***** Data provided *****

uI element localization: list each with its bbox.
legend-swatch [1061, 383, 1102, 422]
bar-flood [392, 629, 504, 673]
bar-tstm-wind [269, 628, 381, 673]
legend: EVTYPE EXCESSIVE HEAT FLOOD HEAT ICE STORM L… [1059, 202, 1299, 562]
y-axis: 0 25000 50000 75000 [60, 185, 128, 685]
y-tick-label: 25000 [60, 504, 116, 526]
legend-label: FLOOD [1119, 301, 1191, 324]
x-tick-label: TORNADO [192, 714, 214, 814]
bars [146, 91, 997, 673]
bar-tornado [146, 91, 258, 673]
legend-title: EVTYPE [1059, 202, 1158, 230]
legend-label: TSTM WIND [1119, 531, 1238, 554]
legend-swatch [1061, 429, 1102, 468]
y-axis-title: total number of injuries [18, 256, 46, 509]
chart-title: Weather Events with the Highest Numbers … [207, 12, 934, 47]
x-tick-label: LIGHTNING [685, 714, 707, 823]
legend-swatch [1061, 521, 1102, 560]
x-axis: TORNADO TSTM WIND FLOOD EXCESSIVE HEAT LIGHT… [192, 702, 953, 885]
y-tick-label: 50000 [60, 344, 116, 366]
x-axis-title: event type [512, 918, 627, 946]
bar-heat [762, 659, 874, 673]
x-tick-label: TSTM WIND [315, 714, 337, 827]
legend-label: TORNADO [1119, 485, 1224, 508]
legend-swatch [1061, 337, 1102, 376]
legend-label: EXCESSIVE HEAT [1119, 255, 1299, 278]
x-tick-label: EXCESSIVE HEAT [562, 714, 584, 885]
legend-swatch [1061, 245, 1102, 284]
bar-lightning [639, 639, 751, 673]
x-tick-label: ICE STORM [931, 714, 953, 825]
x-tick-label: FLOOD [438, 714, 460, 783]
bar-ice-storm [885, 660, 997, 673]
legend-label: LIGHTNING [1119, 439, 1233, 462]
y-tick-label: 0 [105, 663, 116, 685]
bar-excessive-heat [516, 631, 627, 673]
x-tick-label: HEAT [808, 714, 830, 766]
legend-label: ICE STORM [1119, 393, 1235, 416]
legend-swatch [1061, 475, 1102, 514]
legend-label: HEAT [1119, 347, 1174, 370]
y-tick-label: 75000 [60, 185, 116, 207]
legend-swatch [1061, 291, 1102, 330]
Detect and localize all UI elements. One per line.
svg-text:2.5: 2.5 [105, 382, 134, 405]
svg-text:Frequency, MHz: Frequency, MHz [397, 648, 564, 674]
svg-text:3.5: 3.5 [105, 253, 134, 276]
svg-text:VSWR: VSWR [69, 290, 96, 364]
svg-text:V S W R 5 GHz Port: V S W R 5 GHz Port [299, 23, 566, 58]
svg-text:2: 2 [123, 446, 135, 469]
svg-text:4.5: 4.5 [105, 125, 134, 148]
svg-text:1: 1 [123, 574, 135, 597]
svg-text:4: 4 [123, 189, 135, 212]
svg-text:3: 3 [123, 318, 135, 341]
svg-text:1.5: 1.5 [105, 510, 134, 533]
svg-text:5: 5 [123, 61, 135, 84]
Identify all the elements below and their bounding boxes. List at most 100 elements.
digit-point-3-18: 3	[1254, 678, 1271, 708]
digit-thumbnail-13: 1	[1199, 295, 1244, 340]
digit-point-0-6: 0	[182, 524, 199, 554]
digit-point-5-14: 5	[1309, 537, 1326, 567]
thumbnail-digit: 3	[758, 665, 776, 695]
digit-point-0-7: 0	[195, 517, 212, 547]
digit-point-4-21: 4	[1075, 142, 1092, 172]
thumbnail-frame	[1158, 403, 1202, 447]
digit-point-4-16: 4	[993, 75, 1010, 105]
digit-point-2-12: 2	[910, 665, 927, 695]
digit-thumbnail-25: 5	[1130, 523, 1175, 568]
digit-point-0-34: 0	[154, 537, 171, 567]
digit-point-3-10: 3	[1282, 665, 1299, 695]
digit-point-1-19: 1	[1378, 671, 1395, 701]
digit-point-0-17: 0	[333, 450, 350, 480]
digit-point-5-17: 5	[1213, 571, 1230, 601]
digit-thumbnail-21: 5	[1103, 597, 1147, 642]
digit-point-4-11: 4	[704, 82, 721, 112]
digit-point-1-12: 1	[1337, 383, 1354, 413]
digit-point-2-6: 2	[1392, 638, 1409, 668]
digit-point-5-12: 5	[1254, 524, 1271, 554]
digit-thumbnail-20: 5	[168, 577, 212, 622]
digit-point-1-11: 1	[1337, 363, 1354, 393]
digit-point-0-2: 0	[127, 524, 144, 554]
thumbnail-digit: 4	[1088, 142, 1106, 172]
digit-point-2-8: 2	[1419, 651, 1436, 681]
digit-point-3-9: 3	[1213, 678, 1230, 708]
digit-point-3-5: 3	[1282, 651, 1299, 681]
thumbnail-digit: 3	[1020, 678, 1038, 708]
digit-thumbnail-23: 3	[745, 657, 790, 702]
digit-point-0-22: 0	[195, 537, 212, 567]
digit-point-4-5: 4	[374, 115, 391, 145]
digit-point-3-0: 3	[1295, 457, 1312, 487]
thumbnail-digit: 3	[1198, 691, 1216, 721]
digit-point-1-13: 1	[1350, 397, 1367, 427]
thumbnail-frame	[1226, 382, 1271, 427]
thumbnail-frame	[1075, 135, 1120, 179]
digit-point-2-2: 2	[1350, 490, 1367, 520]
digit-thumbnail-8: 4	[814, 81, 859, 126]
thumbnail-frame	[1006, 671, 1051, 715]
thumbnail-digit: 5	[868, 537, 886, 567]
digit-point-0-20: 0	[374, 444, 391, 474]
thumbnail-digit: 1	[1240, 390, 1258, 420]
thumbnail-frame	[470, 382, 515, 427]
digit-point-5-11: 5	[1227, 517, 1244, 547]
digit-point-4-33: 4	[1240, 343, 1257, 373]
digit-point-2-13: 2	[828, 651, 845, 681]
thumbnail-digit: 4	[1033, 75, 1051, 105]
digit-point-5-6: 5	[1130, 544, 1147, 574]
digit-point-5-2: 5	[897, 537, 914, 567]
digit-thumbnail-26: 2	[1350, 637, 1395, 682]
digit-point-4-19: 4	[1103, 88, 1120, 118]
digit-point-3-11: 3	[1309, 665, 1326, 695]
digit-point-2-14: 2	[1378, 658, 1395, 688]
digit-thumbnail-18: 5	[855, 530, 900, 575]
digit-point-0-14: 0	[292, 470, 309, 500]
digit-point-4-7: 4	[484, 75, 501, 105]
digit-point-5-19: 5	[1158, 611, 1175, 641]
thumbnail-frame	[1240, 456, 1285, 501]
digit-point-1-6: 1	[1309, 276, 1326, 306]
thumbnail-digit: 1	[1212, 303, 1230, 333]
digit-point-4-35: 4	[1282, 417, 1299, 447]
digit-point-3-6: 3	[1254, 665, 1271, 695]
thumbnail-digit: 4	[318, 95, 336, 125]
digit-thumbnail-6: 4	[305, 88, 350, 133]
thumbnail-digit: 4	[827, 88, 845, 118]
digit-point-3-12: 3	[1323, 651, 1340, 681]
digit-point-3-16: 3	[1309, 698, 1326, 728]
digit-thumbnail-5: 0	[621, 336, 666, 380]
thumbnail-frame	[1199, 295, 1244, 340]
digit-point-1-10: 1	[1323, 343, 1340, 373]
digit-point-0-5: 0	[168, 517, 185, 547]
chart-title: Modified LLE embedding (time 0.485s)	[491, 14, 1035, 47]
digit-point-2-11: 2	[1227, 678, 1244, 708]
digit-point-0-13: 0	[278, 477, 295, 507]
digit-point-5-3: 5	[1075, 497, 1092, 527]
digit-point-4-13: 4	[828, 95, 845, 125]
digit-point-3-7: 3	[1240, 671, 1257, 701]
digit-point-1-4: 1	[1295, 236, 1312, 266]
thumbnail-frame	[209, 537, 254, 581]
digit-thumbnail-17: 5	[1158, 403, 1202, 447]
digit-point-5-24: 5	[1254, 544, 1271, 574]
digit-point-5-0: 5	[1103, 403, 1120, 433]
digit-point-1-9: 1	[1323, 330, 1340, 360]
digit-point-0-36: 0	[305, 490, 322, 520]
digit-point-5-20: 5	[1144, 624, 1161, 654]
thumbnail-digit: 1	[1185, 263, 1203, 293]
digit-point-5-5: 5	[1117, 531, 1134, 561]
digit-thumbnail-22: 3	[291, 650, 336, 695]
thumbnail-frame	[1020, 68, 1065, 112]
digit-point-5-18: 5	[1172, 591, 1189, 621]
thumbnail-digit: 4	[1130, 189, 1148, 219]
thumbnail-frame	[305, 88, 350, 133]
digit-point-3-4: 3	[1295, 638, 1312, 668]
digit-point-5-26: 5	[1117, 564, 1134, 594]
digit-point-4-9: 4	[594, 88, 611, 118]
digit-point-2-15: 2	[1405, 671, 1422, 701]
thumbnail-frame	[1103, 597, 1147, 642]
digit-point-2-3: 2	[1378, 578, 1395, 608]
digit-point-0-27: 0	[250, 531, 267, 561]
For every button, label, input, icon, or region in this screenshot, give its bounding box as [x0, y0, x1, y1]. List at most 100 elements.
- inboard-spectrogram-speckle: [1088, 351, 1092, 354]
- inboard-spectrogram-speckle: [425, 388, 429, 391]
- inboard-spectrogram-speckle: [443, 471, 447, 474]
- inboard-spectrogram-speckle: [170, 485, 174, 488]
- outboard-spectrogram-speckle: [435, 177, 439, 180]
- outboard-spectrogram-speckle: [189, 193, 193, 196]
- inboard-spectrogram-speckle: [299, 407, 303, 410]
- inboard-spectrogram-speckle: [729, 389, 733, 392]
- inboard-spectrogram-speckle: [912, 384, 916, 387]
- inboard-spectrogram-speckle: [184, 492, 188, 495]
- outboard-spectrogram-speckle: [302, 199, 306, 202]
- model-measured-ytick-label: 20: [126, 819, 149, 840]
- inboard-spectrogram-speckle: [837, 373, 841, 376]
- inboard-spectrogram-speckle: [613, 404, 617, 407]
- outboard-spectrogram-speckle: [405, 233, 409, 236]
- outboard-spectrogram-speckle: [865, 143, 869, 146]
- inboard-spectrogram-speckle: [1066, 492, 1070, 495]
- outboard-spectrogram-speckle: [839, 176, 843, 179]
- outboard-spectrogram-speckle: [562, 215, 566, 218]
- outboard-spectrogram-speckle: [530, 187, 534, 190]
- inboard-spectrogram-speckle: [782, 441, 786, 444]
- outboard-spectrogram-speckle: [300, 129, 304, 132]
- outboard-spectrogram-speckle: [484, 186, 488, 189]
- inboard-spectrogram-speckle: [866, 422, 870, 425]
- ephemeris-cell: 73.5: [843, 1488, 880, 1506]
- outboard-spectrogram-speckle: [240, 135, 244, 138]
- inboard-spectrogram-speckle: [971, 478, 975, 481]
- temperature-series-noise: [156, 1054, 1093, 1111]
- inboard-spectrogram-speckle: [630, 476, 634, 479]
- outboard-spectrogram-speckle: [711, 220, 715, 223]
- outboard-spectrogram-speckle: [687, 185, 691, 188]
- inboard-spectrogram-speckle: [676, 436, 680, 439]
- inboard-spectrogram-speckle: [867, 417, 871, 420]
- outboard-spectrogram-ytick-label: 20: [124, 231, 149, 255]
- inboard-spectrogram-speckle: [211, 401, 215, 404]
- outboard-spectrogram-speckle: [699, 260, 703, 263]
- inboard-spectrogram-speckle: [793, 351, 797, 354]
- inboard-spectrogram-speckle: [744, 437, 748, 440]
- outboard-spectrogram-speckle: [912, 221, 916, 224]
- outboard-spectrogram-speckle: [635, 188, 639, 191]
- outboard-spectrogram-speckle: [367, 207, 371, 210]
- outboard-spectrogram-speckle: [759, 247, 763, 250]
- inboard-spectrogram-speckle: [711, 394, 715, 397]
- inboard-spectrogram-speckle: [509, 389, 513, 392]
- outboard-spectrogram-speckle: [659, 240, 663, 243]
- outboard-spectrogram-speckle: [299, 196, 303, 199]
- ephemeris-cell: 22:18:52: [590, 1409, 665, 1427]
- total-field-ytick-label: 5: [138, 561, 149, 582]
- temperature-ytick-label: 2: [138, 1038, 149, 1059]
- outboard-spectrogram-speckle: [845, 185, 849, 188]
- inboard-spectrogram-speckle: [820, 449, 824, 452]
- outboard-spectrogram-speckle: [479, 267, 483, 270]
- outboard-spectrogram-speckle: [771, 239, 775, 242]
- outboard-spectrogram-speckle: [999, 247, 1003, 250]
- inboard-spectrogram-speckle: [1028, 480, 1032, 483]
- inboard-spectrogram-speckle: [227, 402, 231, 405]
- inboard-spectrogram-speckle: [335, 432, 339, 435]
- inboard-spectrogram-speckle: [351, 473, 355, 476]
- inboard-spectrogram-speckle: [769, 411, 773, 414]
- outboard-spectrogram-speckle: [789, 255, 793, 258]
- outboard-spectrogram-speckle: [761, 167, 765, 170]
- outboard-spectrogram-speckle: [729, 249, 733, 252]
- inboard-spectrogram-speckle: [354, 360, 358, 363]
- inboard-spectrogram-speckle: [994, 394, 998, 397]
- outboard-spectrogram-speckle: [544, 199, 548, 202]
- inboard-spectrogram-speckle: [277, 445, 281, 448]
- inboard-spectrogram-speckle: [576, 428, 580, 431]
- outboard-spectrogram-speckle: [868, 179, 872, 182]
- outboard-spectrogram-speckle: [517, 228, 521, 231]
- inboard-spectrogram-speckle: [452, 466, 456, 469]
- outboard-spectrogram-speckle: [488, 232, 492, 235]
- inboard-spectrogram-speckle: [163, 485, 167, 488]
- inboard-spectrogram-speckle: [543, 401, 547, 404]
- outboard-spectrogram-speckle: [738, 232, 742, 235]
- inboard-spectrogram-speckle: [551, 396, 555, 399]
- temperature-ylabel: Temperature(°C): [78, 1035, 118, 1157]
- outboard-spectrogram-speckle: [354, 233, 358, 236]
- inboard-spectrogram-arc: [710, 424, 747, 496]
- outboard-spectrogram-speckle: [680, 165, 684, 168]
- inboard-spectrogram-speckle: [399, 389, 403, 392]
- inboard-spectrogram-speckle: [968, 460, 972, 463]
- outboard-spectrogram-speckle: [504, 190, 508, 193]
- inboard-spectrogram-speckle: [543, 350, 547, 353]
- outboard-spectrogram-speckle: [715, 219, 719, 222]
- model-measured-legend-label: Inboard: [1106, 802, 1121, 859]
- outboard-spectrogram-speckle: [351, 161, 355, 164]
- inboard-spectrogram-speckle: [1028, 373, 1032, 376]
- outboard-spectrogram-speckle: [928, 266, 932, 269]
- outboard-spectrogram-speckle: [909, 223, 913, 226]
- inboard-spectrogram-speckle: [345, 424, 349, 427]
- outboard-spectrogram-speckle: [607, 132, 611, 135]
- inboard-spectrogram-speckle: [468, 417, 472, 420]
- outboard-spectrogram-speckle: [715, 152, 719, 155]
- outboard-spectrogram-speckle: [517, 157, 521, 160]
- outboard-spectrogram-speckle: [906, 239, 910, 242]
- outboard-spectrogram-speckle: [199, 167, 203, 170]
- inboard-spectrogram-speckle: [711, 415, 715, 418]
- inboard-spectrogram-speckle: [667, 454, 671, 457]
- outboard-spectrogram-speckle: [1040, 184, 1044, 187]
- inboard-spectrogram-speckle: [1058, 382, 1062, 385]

*****

Exercise requirements. Copy the records above word for word, starting with their first line and ending with the line that contains "legend-swatch [1061, 245, 1102, 284]", with that final line included.

Correct output.
uI element localization: list each with its bbox.
legend-swatch [1061, 383, 1102, 422]
bar-flood [392, 629, 504, 673]
bar-tstm-wind [269, 628, 381, 673]
legend: EVTYPE EXCESSIVE HEAT FLOOD HEAT ICE STORM L… [1059, 202, 1299, 562]
y-axis: 0 25000 50000 75000 [60, 185, 128, 685]
y-tick-label: 25000 [60, 504, 116, 526]
legend-label: FLOOD [1119, 301, 1191, 324]
x-tick-label: TORNADO [192, 714, 214, 814]
bars [146, 91, 997, 673]
bar-tornado [146, 91, 258, 673]
legend-title: EVTYPE [1059, 202, 1158, 230]
legend-label: TSTM WIND [1119, 531, 1238, 554]
legend-swatch [1061, 429, 1102, 468]
y-axis-title: total number of injuries [18, 256, 46, 509]
chart-title: Weather Events with the Highest Numbers … [207, 12, 934, 47]
x-tick-label: LIGHTNING [685, 714, 707, 823]
legend-swatch [1061, 521, 1102, 560]
x-axis: TORNADO TSTM WIND FLOOD EXCESSIVE HEAT LIGHT… [192, 702, 953, 885]
y-tick-label: 50000 [60, 344, 116, 366]
x-axis-title: event type [512, 918, 627, 946]
bar-heat [762, 659, 874, 673]
x-tick-label: TSTM WIND [315, 714, 337, 827]
legend-label: TORNADO [1119, 485, 1224, 508]
legend-swatch [1061, 337, 1102, 376]
legend-label: EXCESSIVE HEAT [1119, 255, 1299, 278]
x-tick-label: EXCESSIVE HEAT [562, 714, 584, 885]
legend-swatch [1061, 245, 1102, 284]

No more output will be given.